> _WHAT YOU WILL DO_
Write the material out again exactly.
------------------------------------------------------------
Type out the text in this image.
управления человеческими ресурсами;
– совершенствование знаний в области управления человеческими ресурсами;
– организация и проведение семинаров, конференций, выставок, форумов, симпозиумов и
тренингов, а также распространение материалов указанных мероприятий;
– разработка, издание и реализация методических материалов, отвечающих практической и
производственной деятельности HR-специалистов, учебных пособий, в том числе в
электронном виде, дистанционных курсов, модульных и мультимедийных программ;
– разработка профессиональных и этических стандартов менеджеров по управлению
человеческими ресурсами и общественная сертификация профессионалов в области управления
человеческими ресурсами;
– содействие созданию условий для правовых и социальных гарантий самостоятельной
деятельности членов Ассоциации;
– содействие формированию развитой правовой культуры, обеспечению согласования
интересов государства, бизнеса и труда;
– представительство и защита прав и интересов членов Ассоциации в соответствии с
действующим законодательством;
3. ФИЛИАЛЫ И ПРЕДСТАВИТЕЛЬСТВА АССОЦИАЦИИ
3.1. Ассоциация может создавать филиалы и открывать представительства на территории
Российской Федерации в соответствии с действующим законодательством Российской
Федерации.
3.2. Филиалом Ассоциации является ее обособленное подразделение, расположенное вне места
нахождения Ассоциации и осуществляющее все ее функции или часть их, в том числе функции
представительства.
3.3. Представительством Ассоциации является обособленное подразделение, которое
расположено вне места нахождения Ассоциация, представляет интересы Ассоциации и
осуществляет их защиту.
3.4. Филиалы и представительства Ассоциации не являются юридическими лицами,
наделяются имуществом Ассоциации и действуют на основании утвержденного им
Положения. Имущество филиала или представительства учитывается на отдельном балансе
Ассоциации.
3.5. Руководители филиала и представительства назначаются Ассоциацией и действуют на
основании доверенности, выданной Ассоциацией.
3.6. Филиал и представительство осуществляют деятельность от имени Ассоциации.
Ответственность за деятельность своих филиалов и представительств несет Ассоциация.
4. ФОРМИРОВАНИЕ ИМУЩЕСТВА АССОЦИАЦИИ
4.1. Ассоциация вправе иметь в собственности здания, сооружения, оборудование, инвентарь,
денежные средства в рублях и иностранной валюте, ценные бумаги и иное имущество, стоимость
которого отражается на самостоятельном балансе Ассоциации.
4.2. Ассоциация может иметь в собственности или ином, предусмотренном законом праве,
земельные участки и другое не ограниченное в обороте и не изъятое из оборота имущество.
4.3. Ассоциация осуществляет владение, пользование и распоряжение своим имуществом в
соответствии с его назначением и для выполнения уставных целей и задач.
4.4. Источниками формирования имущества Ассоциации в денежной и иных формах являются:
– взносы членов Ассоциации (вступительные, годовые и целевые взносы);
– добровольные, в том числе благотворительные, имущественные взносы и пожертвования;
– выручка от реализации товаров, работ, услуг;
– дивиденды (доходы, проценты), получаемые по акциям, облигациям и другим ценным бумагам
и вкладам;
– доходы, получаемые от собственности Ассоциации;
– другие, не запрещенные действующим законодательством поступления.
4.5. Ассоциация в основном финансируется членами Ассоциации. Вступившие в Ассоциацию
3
------------------------------------------------------------
> _RESPONSE BELOW_
Type out the text in this image.
управления человеческими ресурсами;
– совершенствование знаний в области управления человеческими ресурсами;
– организация и проведение семинаров, конференций, выставок, форумов, симпозиумов и
тренингов, а также распространение материалов указанных мероприятий;
– разработка, издание и реализация методических материалов, отвечающих практической и
производственной деятельности HR-специалистов, учебных пособий, в том числе в
электронном виде, дистанционных курсов, модульных и мультимедийных программ;
– разработка профессиональных и этических стандартов менеджеров по управлению
человеческими ресурсами и общественная сертификация профессионалов в области управления
человеческими ресурсами;
– содействие созданию условий для правовых и социальных гарантий самостоятельной
деятельности членов Ассоциации;
– содействие формированию развитой правовой культуры, обеспечению согласования
интересов государства, бизнеса и труда;
– представительство и защита прав и интересов членов Ассоциации в соответствии с
действующим законодательством;
3. ФИЛИАЛЫ И ПРЕДСТАВИТЕЛЬСТВА АССОЦИАЦИИ
3.1. Ассоциация может создавать филиалы и открывать представительства на территории
Российской Федерации в соответствии с действующим законодательством Российской
Федерации.
3.2. Филиалом Ассоциации является ее обособленное подразделение, расположенное вне места
нахождения Ассоциации и осуществляющее все ее функции или часть их, в том числе функции
представительства.
3.3. Представительством Ассоциации является обособленное подразделение, которое
расположено вне места нахождения Ассоциация, представляет интересы Ассоциации и
осуществляет их защиту.
3.4. Филиалы и представительства Ассоциации не являются юридическими лицами,
наделяются имуществом Ассоциации и действуют на основании утвержденного им
Положения. Имущество филиала или представительства учитывается на отдельном балансе
Ассоциации.
3.5. Руководители филиала и представительства назначаются Ассоциацией и действуют на
основании доверенности, выданной Ассоциацией.
3.6. Филиал и представительство осуществляют деятельность от имени Ассоциации.
Ответственность за деятельность своих филиалов и представительств несет Ассоциация.
4. ФОРМИРОВАНИЕ ИМУЩЕСТВА АССОЦИАЦИИ
4.1. Ассоциация вправе иметь в собственности здания, сооружения, оборудование, инвентарь,
денежные средства в рублях и иностранной валюте, ценные бумаги и иное имущество, стоимость
которого отражается на самостоятельном балансе Ассоциации.
4.2. Ассоциация может иметь в собственности или ином, предусмотренном законом праве,
земельные участки и другое не ограниченное в обороте и не изъятое из оборота имущество.
4.3. Ассоциация осуществляет владение, пользование и распоряжение своим имуществом в
соответствии с его назначением и для выполнения уставных целей и задач.
4.4. Источниками формирования имущества Ассоциации в денежной и иных формах являются:
– взносы членов Ассоциации (вступительные, годовые и целевые взносы);
– добровольные, в том числе благотворительные, имущественные взносы и пожертвования;
– выручка от реализации товаров, работ, услуг;
– дивиденды (доходы, проценты), получаемые по акциям, облигациям и другим ценным бумагам
и вкладам;
– доходы, получаемые от собственности Ассоциации;
– другие, не запрещенные действующим законодательством поступления.
4.5. Ассоциация в основном финансируется членами Ассоциации. Вступившие в Ассоциацию
3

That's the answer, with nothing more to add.